集群(cluster)
(一)集群概念
简单的说,集群就是一组计算机,他们作为一个整体向用户提供一组网络资源。这些单个的计算机系统就是集群的节点(node)。集群(一组协同工作的计算机)是充分利用计算资源的一个重要概念,因为它能够将工作负载从一个超载的系统(或节点)迁移到集群中的另一个系统上。常见的硬件有:结点,网络,存储.软件有:机群系统,节点系统,应用支撑软件。集群具有高可用性HA(集群中的一个节点失效,他的任务可传递给其他节点,可以有效防止单点是失效。)
(二) 集群系统的分类
一般将集群分成两类:
1)HA(High Availability)集群
2)HPC集群,也称为科学计算集群
(三) 集群的搭建
搭建两个节点的集群,要注意时间同步
HA集群维护节点的高可用,只有一个节点是真正工作,另一个节点是处于热备状态,一般来说,两个集群节点会有一根网线直连,还有心跳线,corosyc(心跳引擎,用于检测主机的可用性)每一个主机上都有自己的主机ip,但是对外使用时是用的vip,vip,servers,filesystem构成了一个资源组,当一个节点down了,整个资源组就会迁移到另一个节点上,由于vip不变,在客户端看来是都一样的,这里需要用到ARP协议,mac地址发生了变化。
如果两个节点之间的网络断了,或者正在工作的节点负载过高而down了,那么corosync检测不到心跳信息,就会告知另一个节点接管工作,此时,若原来的节点恢复了,那么就会出现争抢资源组的情况,并有可能同时对文件系统进行操作,那么就会导致文件系统坏掉出现“脑裂”,因此是不合理的,这时就需要fence,当一个节点出现问题的时候,fence就会直接将其断电(不是重启,英因为重启会将内存的信息写入磁盘,而断电就直接将内存清空),那么就不会出现资源组的争抢的情况
一 创建集群
server1:(第一个节点)
1 vim /etc/yum.repos.d/rhel-source.repo
[rhel-source]
name=Red Hat Enterprise Linux $releasever - $basearch - Source
baseurl=http://172.25.38.250/rhel6.5
enabled=1
gpgcheck=1
gpgkey=file:///etc/pki/rpm-gpg/RPM-GPG-KEY-redhat-release
[HighAvailability]
name=HighAvailability
baseurl=http://172.25.38.250/rhel6.5/HighAvailability
gpgcheck=0
[LoadBalancer]
name=LoadBalancer
baseurl=http://172.25.38.250/rhel6.5/LoadBalancer
gpgcheck=0
[ResilientStorage]
name=ResilientStorage
baseurl=http://172.25.38.250/rhel6.5/ResilientStorage
gpgcheck=0
[ScalableFileSystem]
name=ScalableFileSystem
baseurl=http://172.25.38.250/rhel6.5/ScalableFileSystem
gpgcheck=0
2 yum repolist
3 yum install -y ricci ###rucci只是一个集群管理工具,安装在所有集群节点上,是加密的###
4 passwd ricci ###给ricci密码,企业六版本的都要给密码###
5 /etc/init.d/ricci start ###开启服务(端口为11111)###
6 chkconfig ricci on ###开机自启动###
7 yum install -y luci ###提供一个web界面管理ricci,是加密的##
8 /etc/init.d/luci start (端口为8084)

----------

* **任务要求**:
1. 请把给定文本中以“如果两个节点之间的网络断了”开头的那一段改写成条目列表,保留其主要事实。
2. 请在数据条目中,从含有“svg-text:10: 10 (582, 474, 594, 486)”的那一行起,到含有“svg-text:5: 5 (308, 474, 320, 480)”的那一行为止(两行都包括),把“svg-text”替换为“svg-label”,其余内容不变,只输出这些行。

* **数据展示**:

----------

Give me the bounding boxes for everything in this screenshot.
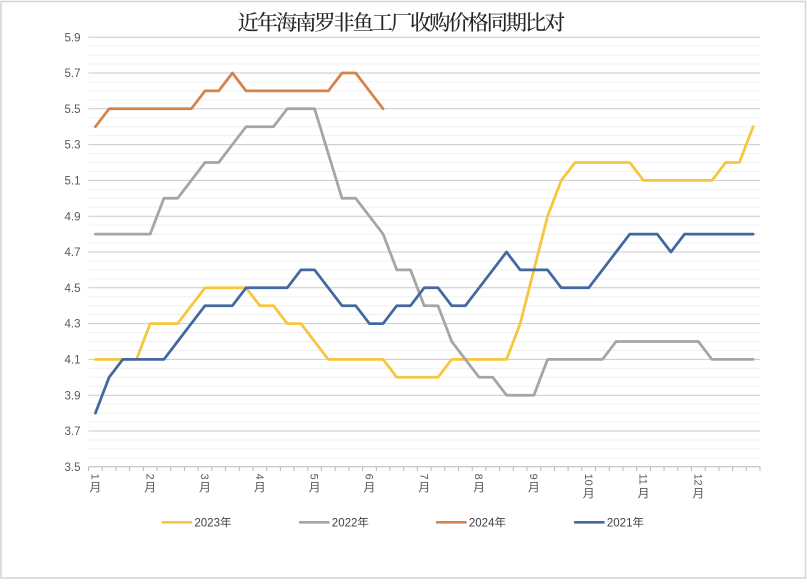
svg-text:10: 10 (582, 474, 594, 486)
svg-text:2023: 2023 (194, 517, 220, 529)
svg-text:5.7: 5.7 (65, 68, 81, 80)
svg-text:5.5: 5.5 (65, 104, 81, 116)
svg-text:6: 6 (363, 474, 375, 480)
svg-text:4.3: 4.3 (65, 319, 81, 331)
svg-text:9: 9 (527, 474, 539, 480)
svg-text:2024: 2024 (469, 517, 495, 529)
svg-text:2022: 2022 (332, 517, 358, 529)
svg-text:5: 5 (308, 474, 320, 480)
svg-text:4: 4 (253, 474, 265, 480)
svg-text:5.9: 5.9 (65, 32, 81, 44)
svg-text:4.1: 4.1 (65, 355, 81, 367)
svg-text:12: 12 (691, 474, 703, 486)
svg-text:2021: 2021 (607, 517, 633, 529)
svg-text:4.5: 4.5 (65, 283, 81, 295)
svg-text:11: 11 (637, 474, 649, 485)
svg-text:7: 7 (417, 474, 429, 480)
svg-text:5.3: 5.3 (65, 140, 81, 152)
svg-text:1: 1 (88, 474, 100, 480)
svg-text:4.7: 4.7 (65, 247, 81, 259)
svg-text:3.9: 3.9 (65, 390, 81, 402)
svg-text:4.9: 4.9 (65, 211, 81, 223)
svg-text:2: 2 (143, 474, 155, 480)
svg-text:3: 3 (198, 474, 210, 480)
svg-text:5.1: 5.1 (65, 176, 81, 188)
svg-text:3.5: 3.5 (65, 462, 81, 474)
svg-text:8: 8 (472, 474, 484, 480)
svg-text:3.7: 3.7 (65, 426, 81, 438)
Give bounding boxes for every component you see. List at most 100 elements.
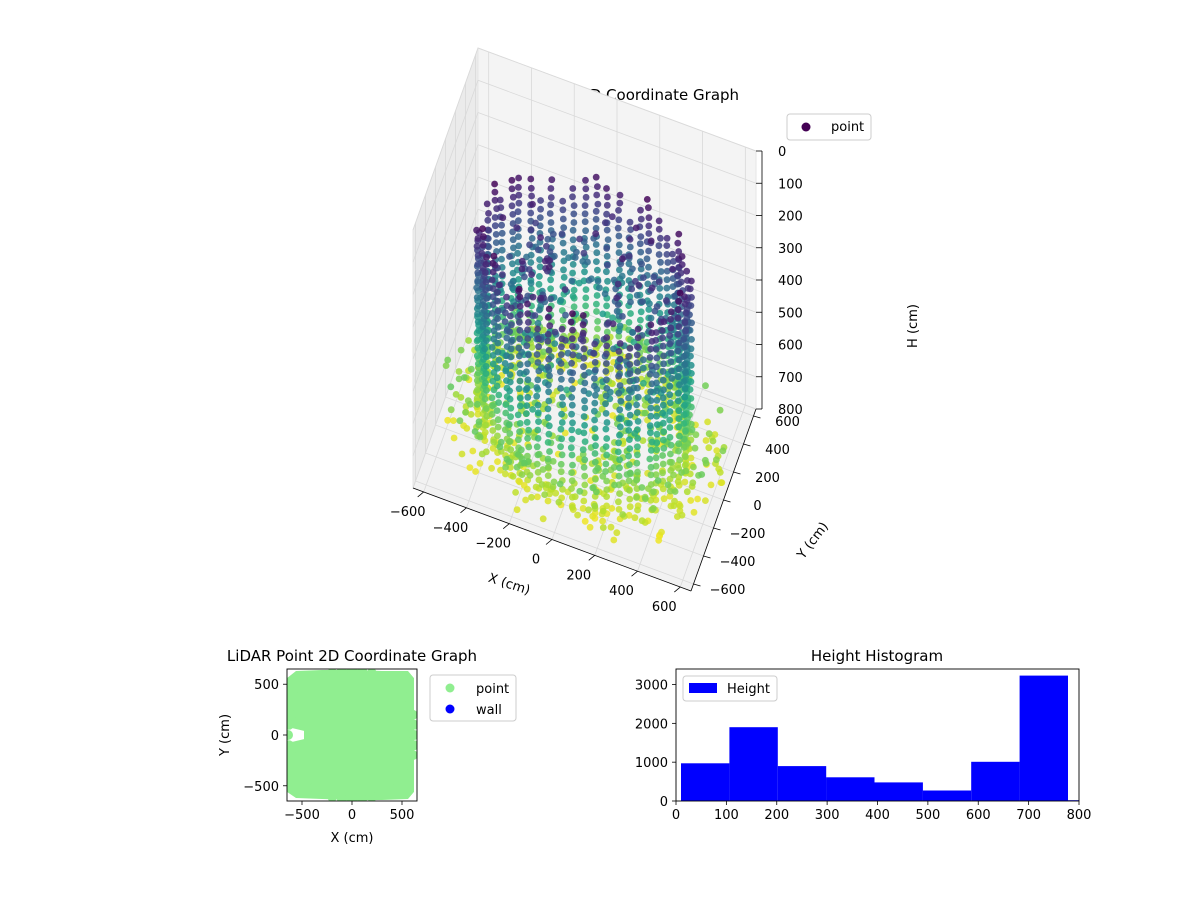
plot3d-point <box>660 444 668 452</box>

----------

* **各题答案**:
1.
- 如果两个节点之间的网络中断,或正在工作的节点因负载过高而宕机,corosync 检测不到心跳信息,会通知另一个节点接管工作。
- 如果原来的节点随后恢复,就会出现争抢资源组的情况,还可能同时操作文件系统。
- 这会导致文件系统损坏,出现“脑裂”,因此是不合理的。
- 这时需要 fence:某个节点出现问题时,fence 直接将其断电。
- fence 采用断电而不是重启,因为重启会把内存信息写入磁盘,断电则直接清空内存。
- 这样就不会出现争抢资源组的情况。

2.
svg-label:10: 10 (582, 474, 594, 486)
svg-label:2023: 2023 (194, 517, 220, 529)
svg-label:5.7: 5.7 (65, 68, 81, 80)
svg-label:5.5: 5.5 (65, 104, 81, 116)
svg-label:6: 6 (363, 474, 375, 480)
svg-label:4.3: 4.3 (65, 319, 81, 331)
svg-label:9: 9 (527, 474, 539, 480)
svg-label:2024: 2024 (469, 517, 495, 529)
svg-label:2022: 2022 (332, 517, 358, 529)
svg-label:5: 5 (308, 474, 320, 480)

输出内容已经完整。